**PROBLEM TO SOLVE:** Show every line that has the string "contours" in it.

**RECORDED DATA:**
---+---
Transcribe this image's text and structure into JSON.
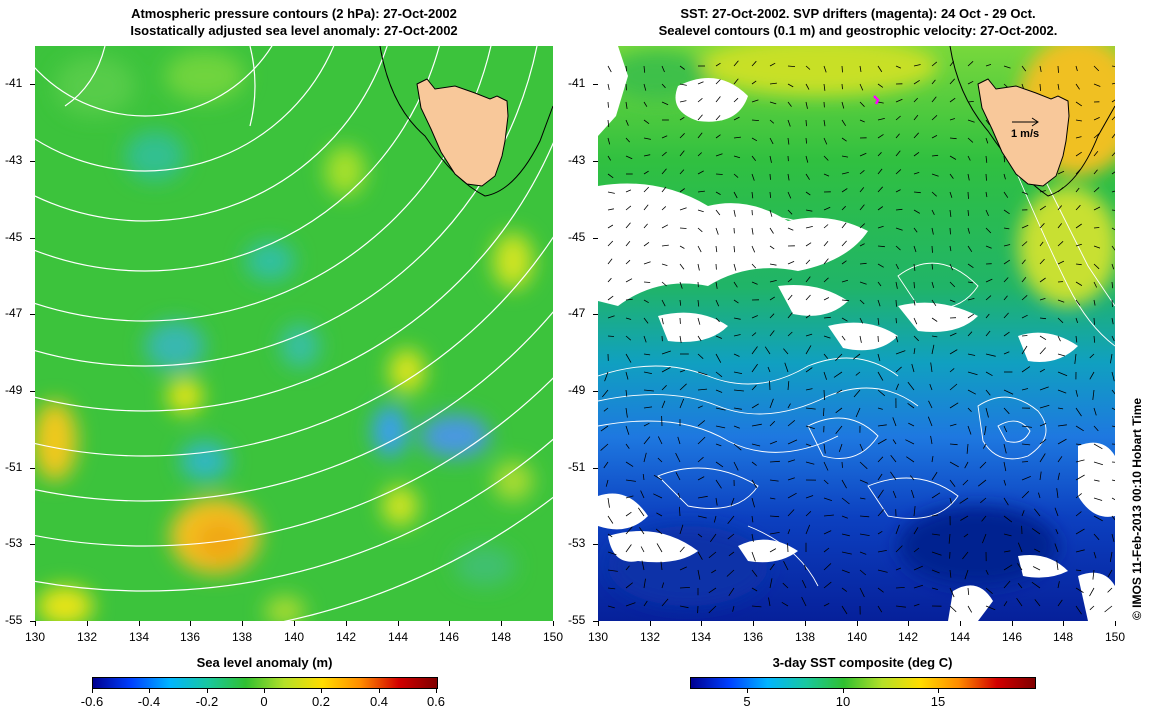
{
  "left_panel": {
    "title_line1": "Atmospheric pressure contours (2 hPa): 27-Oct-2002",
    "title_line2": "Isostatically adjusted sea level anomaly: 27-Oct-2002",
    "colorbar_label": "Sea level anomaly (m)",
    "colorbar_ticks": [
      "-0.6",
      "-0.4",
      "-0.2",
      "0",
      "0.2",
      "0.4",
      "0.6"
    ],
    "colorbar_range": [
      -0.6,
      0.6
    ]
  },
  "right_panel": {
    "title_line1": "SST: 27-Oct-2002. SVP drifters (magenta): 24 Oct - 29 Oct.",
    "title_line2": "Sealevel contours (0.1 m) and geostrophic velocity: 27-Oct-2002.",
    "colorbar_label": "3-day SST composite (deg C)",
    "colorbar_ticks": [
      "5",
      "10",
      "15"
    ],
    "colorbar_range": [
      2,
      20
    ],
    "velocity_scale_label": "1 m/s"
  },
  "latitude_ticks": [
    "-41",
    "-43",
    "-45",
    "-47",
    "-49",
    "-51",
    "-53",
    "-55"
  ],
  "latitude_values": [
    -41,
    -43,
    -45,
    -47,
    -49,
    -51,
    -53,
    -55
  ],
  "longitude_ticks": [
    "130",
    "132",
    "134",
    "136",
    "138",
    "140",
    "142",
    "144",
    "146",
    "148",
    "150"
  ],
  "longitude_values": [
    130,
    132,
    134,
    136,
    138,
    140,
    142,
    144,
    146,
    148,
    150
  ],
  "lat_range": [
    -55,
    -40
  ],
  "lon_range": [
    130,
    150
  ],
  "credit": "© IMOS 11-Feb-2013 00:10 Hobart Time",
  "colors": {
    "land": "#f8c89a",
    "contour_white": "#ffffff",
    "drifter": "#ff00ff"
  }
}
---+---
**RESPONSE TO THE TASK:**
    "title_line1": "Atmospheric pressure contours (2 hPa): 27-Oct-2002",
    "title_line2": "Sealevel contours (0.1 m) and geostrophic velocity: 27-Oct-2002.",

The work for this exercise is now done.